* Given records *
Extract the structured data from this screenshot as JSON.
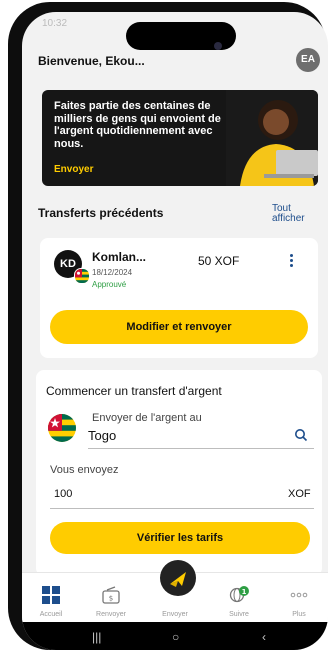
{
  "status_bar": {
    "time": "10:32"
  },
  "header": {
    "welcome": "Bienvenue, Ekou...",
    "avatar_initials": "EA"
  },
  "banner": {
    "text": "Faites partie des centaines de milliers de gens qui envoient de l'argent quotidiennement avec nous.",
    "cta": "Envoyer"
  },
  "previous": {
    "title": "Transferts précédents",
    "see_all": "Tout afficher",
    "item": {
      "initials": "KD",
      "name": "Komlan...",
      "date": "18/12/2024",
      "status": "Approuvé",
      "amount": "50 XOF",
      "button": "Modifier et renvoyer"
    }
  },
  "transfer": {
    "title": "Commencer un transfert d'argent",
    "destination_label": "Envoyer de l'argent au",
    "destination_value": "Togo",
    "send_label": "Vous envoyez",
    "send_value": "100",
    "currency": "XOF",
    "button": "Vérifier les tarifs"
  },
  "nav": {
    "items": [
      {
        "label": "Accueil",
        "icon": "home-grid-icon"
      },
      {
        "label": "Renvoyer",
        "icon": "resend-money-icon"
      },
      {
        "label": "Envoyer",
        "icon": "send-plane-icon"
      },
      {
        "label": "Suivre",
        "icon": "track-globe-icon",
        "badge": "1"
      },
      {
        "label": "Plus",
        "icon": "more-dots-icon"
      }
    ]
  },
  "colors": {
    "accent": "#ffcc00",
    "link": "#1e4e8c",
    "approved": "#2e9e44"
  }
}
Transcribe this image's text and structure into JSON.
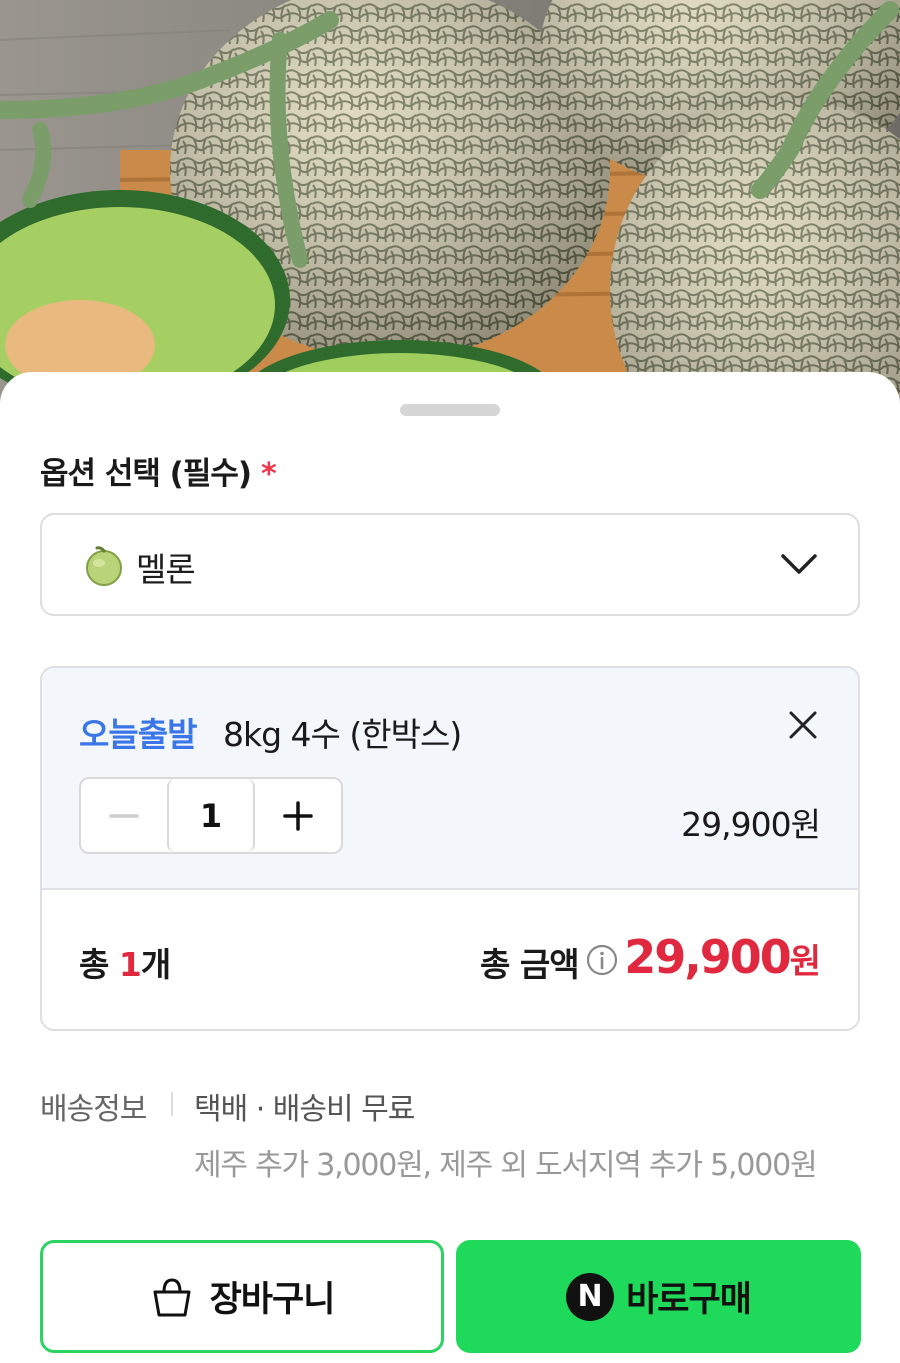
{
  "hero": {
    "alt": "melons"
  },
  "options": {
    "title": "옵션 선택 (필수)",
    "required_mark": "*",
    "selected": "멜론",
    "selected_icon": "melon-emoji-icon"
  },
  "item": {
    "tag": "오늘출발",
    "name": "8kg 4수 (한박스)",
    "quantity": "1",
    "price": "29,900원"
  },
  "summary": {
    "count_prefix": "총 ",
    "count_num": "1",
    "count_suffix": "개",
    "total_label": "총 금액",
    "total_amount": "29,900",
    "total_unit": "원"
  },
  "shipping": {
    "label": "배송정보",
    "method": "택배 · 배송비 무료",
    "extra": "제주 추가 3,000원, 제주 외 도서지역 추가 5,000원"
  },
  "actions": {
    "cart_label": "장바구니",
    "buy_label": "바로구매",
    "buy_icon_letter": "N"
  },
  "colors": {
    "accent_red": "#e0283e",
    "tag_blue": "#3a76e8",
    "naver_green": "#1fd95a"
  }
}
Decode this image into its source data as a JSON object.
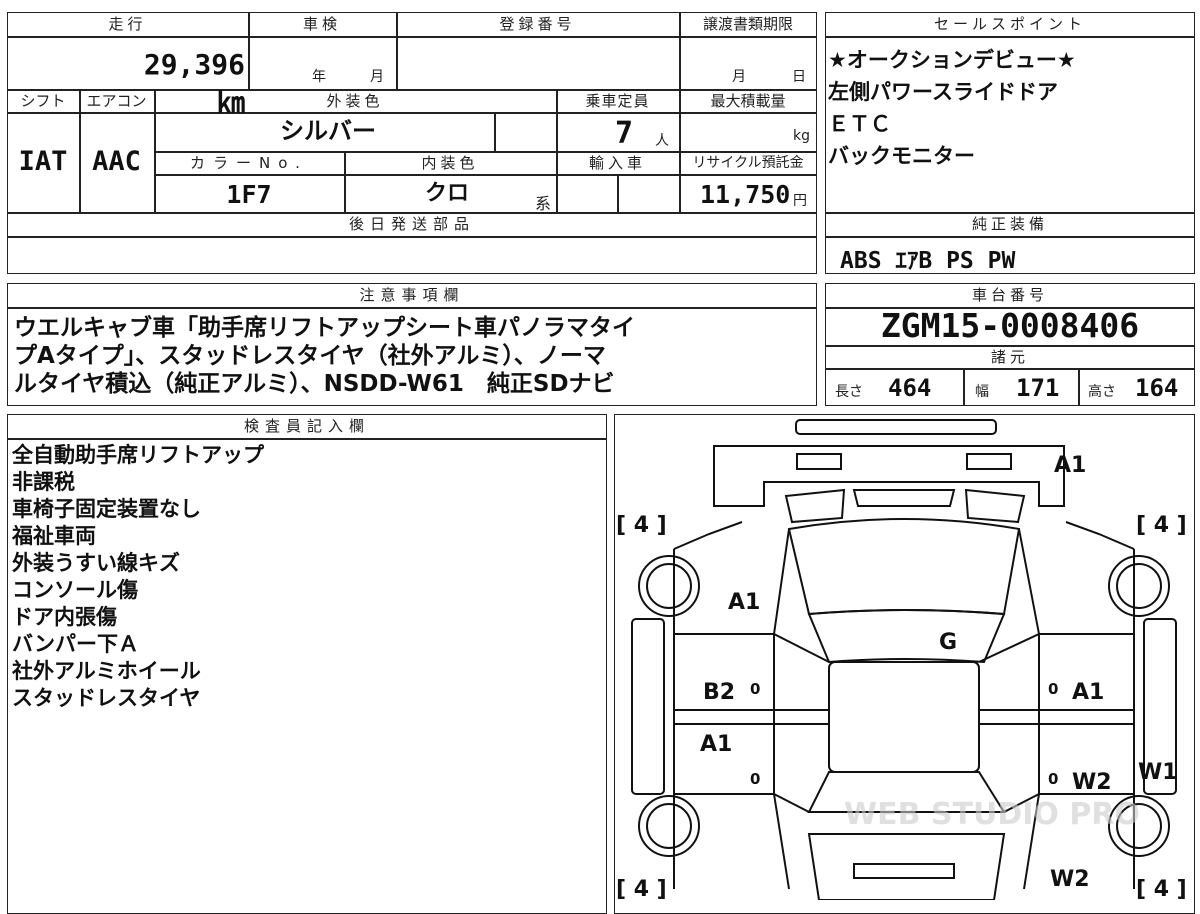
{
  "top_info": {
    "mileage_label": "走行",
    "mileage_value": "29,396 ㎞",
    "inspection_label": "車検",
    "inspection_year": "年",
    "inspection_month": "月",
    "registration_label": "登録番号",
    "transfer_doc_label": "譲渡書類期限",
    "transfer_month": "月",
    "transfer_day": "日",
    "shift_label": "シフト",
    "ac_label": "エアコン",
    "exterior_color_label": "外装色",
    "capacity_label": "乗車定員",
    "max_load_label": "最大積載量",
    "shift_value": "IAT",
    "ac_value": "AAC",
    "exterior_color_value": "シルバー",
    "capacity_value": "7",
    "capacity_unit": "人",
    "load_unit": "kg",
    "color_no_label": "カラーNo.",
    "interior_color_label": "内装色",
    "import_label": "輸入車",
    "recycle_label": "リサイクル預託金",
    "color_no_value": "1F7",
    "interior_color_value": "クロ",
    "interior_suffix": "系",
    "recycle_value": "11,750",
    "recycle_unit": "円",
    "later_parts_label": "後日発送部品"
  },
  "sales_points": {
    "header": "セールスポイント",
    "items": [
      "★オークションデビュー★",
      "左側パワースライドドア",
      "ＥＴＣ",
      "バックモニター"
    ]
  },
  "genuine_equipment": {
    "header": "純正装備",
    "value": "ABS ｴｱB PS PW"
  },
  "notes": {
    "header": "注意事項欄",
    "lines": [
      "ウエルキャブ車「助手席リフトアップシート車パノラマタイ",
      "プAタイプ」、スタッドレスタイヤ（社外アルミ）、ノーマ",
      "ルタイヤ積込（純正アルミ）、NSDD-W61　純正SDナビ"
    ]
  },
  "chassis": {
    "header": "車台番号",
    "value": "ZGM15-0008406"
  },
  "specs": {
    "header": "諸元",
    "length_label": "長さ",
    "length_value": "464",
    "width_label": "幅",
    "width_value": "171",
    "height_label": "高さ",
    "height_value": "164"
  },
  "inspector": {
    "header": "検査員記入欄",
    "items": [
      "全自動助手席リフトアップ",
      "非課税",
      "車椅子固定装置なし",
      "福祉車両",
      "外装うすい線キズ",
      "コンソール傷",
      "ドア内張傷",
      "バンパー下Ａ",
      "社外アルミホイール",
      "スタッドレスタイヤ"
    ]
  },
  "diagram": {
    "tire_fl": "[ 4 ]",
    "tire_fr": "[ 4 ]",
    "tire_rl": "[ 4 ]",
    "tire_rr": "[ 4 ]",
    "mark_front_bumper": "A1",
    "mark_hood_left": "A1",
    "mark_roof": "G",
    "mark_left_front_door": "B2",
    "mark_left_rear_door": "A1",
    "mark_right_front_door": "A1",
    "mark_right_rear_door": "W2",
    "mark_right_quarter": "W1",
    "mark_rear_right": "W2",
    "zero_marks": [
      "0",
      "0",
      "0",
      "0"
    ],
    "watermark": "WEB STUDIO PRO"
  }
}
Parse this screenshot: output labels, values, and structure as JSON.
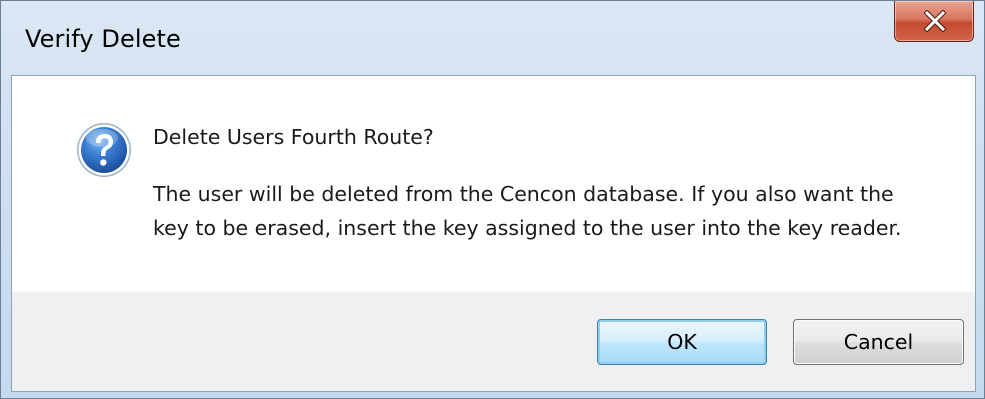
{
  "window": {
    "title": "Verify Delete",
    "close_glyph": "close-icon"
  },
  "message": {
    "icon": "question-icon",
    "heading": "Delete Users Fourth Route?",
    "body": "The user will be deleted from the Cencon database. If you also want the key to be erased, insert the key assigned to the user into the key reader."
  },
  "buttons": {
    "ok_label": "OK",
    "cancel_label": "Cancel"
  },
  "colors": {
    "close_button": "#c24a30",
    "icon_blue": "#2f6fc4",
    "ok_border": "#3c7fb1",
    "footer_bg": "#f0f0f0"
  }
}
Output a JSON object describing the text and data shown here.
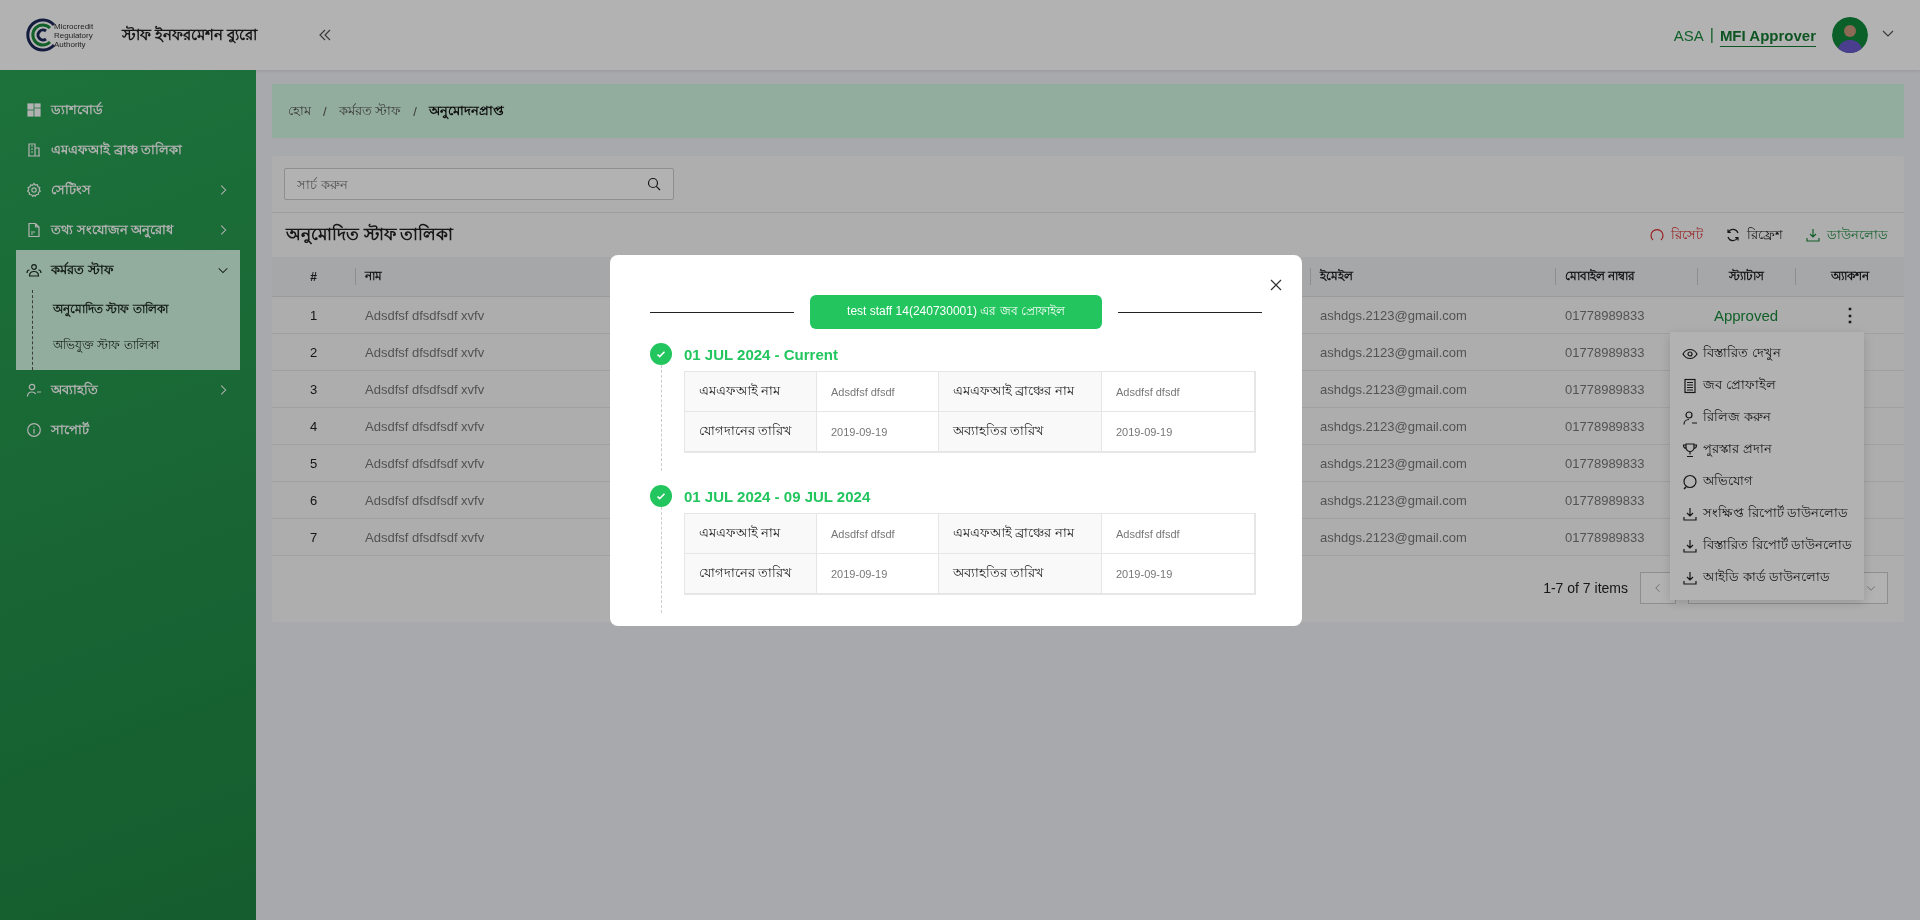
{
  "header": {
    "logo_text": "Microcredit Regulatory Authority",
    "title": "স্টাফ ইনফরমেশন ব্যুরো",
    "org": "ASA",
    "separator": "|",
    "role": "MFI Approver"
  },
  "sidebar": {
    "items": [
      {
        "label": "ড্যাশবোর্ড"
      },
      {
        "label": "এমএফআই ব্রাঞ্চ তালিকা"
      },
      {
        "label": "সেটিংস",
        "expanded": false
      },
      {
        "label": "তথ্য সংযোজন অনুরোধ",
        "expanded": false
      },
      {
        "label": "কর্মরত স্টাফ",
        "expanded": true,
        "children": [
          {
            "label": "অনুমোদিত স্টাফ তালিকা",
            "selected": true
          },
          {
            "label": "অভিযুক্ত স্টাফ তালিকা",
            "selected": false
          }
        ]
      },
      {
        "label": "অব্যাহতি",
        "expanded": false
      },
      {
        "label": "সাপোর্ট"
      }
    ]
  },
  "breadcrumb": {
    "separator": "/",
    "items": [
      "হোম",
      "কর্মরত স্টাফ",
      "অনুমোদনপ্রাপ্ত"
    ]
  },
  "search": {
    "placeholder": "সার্চ করুন"
  },
  "table": {
    "title": "অনুমোদিত স্টাফ তালিকা",
    "actions": [
      {
        "label": "রিসেট",
        "kind": "reset"
      },
      {
        "label": "রিফ্রেশ",
        "kind": "refresh"
      },
      {
        "label": "ডাউনলোড",
        "kind": "download"
      }
    ],
    "columns": [
      "#",
      "নাম",
      "ইমেইল",
      "মোবাইল নাম্বার",
      "স্ট্যাটাস",
      "অ্যাকশন"
    ],
    "rows": [
      {
        "number": "1",
        "name": "Adsdfsf dfsdfsdf xvfv",
        "email": "ashdgs.2123@gmail.com",
        "mobile": "01778989833",
        "status": "Approved",
        "action": "⋮"
      },
      {
        "number": "2",
        "name": "Adsdfsf dfsdfsdf xvfv",
        "email": "ashdgs.2123@gmail.com",
        "mobile": "01778989833"
      },
      {
        "number": "3",
        "name": "Adsdfsf dfsdfsdf xvfv",
        "email": "ashdgs.2123@gmail.com",
        "mobile": "01778989833"
      },
      {
        "number": "4",
        "name": "Adsdfsf dfsdfsdf xvfv",
        "email": "ashdgs.2123@gmail.com",
        "mobile": "01778989833"
      },
      {
        "number": "5",
        "name": "Adsdfsf dfsdfsdf xvfv",
        "email": "ashdgs.2123@gmail.com",
        "mobile": "01778989833"
      },
      {
        "number": "6",
        "name": "Adsdfsf dfsdfsdf xvfv",
        "email": "ashdgs.2123@gmail.com",
        "mobile": "01778989833"
      },
      {
        "number": "7",
        "name": "Adsdfsf dfsdfsdf xvfv",
        "email": "ashdgs.2123@gmail.com",
        "mobile": "01778989833"
      }
    ],
    "pagination": {
      "summary": "1-7 of 7 items"
    }
  },
  "row_menu": {
    "items": [
      {
        "label": "বিস্তারিত দেখুন",
        "kind": "view"
      },
      {
        "label": "জব প্রোফাইল",
        "kind": "profile"
      },
      {
        "label": "রিলিজ করুন",
        "kind": "release"
      },
      {
        "label": "পুরস্কার প্রদান",
        "kind": "award"
      },
      {
        "label": "অভিযোগ",
        "kind": "complaint"
      },
      {
        "label": "সংক্ষিপ্ত রিপোর্ট ডাউনলোড",
        "kind": "download"
      },
      {
        "label": "বিস্তারিত রিপোর্ট ডাউনলোড",
        "kind": "download"
      },
      {
        "label": "আইডি কার্ড ডাউনলোড",
        "kind": "download"
      }
    ]
  },
  "modal": {
    "heading": "test staff 14(240730001) এর জব প্রোফাইল",
    "periods": [
      {
        "title": "01 JUL 2024 - Current",
        "fields": [
          {
            "label": "এমএফআই নাম",
            "value": "Adsdfsf dfsdf"
          },
          {
            "label": "এমএফআই ব্রাঞ্চের নাম",
            "value": "Adsdfsf dfsdf"
          },
          {
            "label": "যোগদানের তারিখ",
            "value": "2019-09-19"
          },
          {
            "label": "অব্যাহতির তারিখ",
            "value": "2019-09-19"
          }
        ]
      },
      {
        "title": "01 JUL 2024 - 09 JUL 2024",
        "fields": [
          {
            "label": "এমএফআই নাম",
            "value": "Adsdfsf dfsdf"
          },
          {
            "label": "এমএফআই ব্রাঞ্চের নাম",
            "value": "Adsdfsf dfsdf"
          },
          {
            "label": "যোগদানের তারিখ",
            "value": "2019-09-19"
          },
          {
            "label": "অব্যাহতির তারিখ",
            "value": "2019-09-19"
          }
        ]
      }
    ]
  }
}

* What you are asked to do *
Among these entries, how many lines include the string "screenshot"? Reply with the number by itself.

* Response to the task *
2